Task to complete => Restate the listing below word for word, omitting any images.

[Data extracted from a collection]
........

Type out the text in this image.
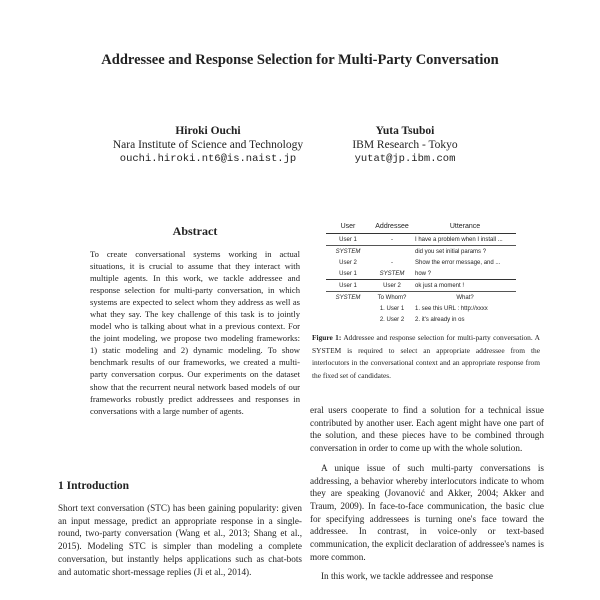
Addressee and Response Selection for Multi-Party Conversation
Hiroki Ouchi
Nara Institute of Science and Technology
ouchi.hiroki.nt6@is.naist.jp
Yuta Tsuboi
IBM Research - Tokyo
yutat@jp.ibm.com
Abstract
To create conversational systems working in actual situations, it is crucial to assume that they interact with multiple agents. In this work, we tackle addressee and response selection for multi-party conversation, in which systems are expected to select whom they address as well as what they say. The key challenge of this task is to jointly model who is talking about what in a previous context. For the joint modeling, we propose two modeling frameworks: 1) static modeling and 2) dynamic modeling. To show benchmark results of our frameworks, we created a multi-party conversation corpus. Our experiments on the dataset show that the recurrent neural network based models of our frameworks robustly predict addressees and responses in conversations with a large number of agents.
1 Introduction
Short text conversation (STC) has been gaining popularity: given an input message, predict an appropriate response in a single-round, two-party conversation (Wang et al., 2013; Shang et al., 2015). Modeling STC is simpler than modeling a complete conversation, but instantly helps applications such as chat-bots and automatic short-message replies (Ji et al., 2014).
User	Addressee	Utterance
User 1	-	I have a problem when I install ...
SYSTEM		did you set initial params ?
User 2	-	Show the error message, and ...
User 1	SYSTEM	how ?
User 1	User 2	ok just a moment !
SYSTEM	To Whom?	What?
	1. User 1	1. see this URL : http://xxxx
	2. User 2	2. it's already in os
Figure 1: Addressee and response selection for multi-party conversation. A SYSTEM is required to select an appropriate addressee from the interlocutors in the conversational context and an appropriate response from the fixed set of candidates.

eral users cooperate to find a solution for a technical issue contributed by another user. Each agent might have one part of the solution, and these pieces have to be combined through conversation in order to come up with the whole solution.

A unique issue of such multi-party conversations is addressing, a behavior whereby interlocutors indicate to whom they are speaking (Jovanović and Akker, 2004; Akker and Traum, 2009). In face-to-face communication, the basic clue for specifying addressees is turning one's face toward the addressee. In contrast, in voice-only or text-based communication, the explicit declaration of addressee's names is more common.

In this work, we tackle addressee and response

........

Written reply =>
Type out the text in this image.
Addressee and Response Selection for Multi-Party Conversation
Hiroki Ouchi
Nara Institute of Science and Technology
ouchi.hiroki.nt6@is.naist.jp
Yuta Tsuboi
IBM Research - Tokyo
yutat@jp.ibm.com
Abstract
To create conversational systems working in actual situations, it is crucial to assume that they interact with multiple agents. In this work, we tackle addressee and response selection for multi-party conversation, in which systems are expected to select whom they address as well as what they say. The key challenge of this task is to jointly model who is talking about what in a previous context. For the joint modeling, we propose two modeling frameworks: 1) static modeling and 2) dynamic modeling. To show benchmark results of our frameworks, we created a multi-party conversation corpus. Our experiments on the dataset show that the recurrent neural network based models of our frameworks robustly predict addressees and responses in conversations with a large number of agents.
1 Introduction
Short text conversation (STC) has been gaining popularity: given an input message, predict an appropriate response in a single-round, two-party conversation (Wang et al., 2013; Shang et al., 2015). Modeling STC is simpler than modeling a complete conversation, but instantly helps applications such as chat-bots and automatic short-message replies (Ji et al., 2014).
User	Addressee	Utterance
User 1	-	I have a problem when I install ...
SYSTEM		did you set initial params ?
User 2	-	Show the error message, and ...
User 1	SYSTEM	how ?
User 1	User 2	ok just a moment !
SYSTEM	To Whom?	What?
	1. User 1	1. see this URL : http://xxxx
	2. User 2	2. it's already in os
Figure 1: Addressee and response selection for multi-party conversation. A SYSTEM is required to select an appropriate addressee from the interlocutors in the conversational context and an appropriate response from the fixed set of candidates.

eral users cooperate to find a solution for a technical issue contributed by another user. Each agent might have one part of the solution, and these pieces have to be combined through conversation in order to come up with the whole solution.

A unique issue of such multi-party conversations is addressing, a behavior whereby interlocutors indicate to whom they are speaking (Jovanović and Akker, 2004; Akker and Traum, 2009). In face-to-face communication, the basic clue for specifying addressees is turning one's face toward the addressee. In contrast, in voice-only or text-based communication, the explicit declaration of addressee's names is more common.

In this work, we tackle addressee and response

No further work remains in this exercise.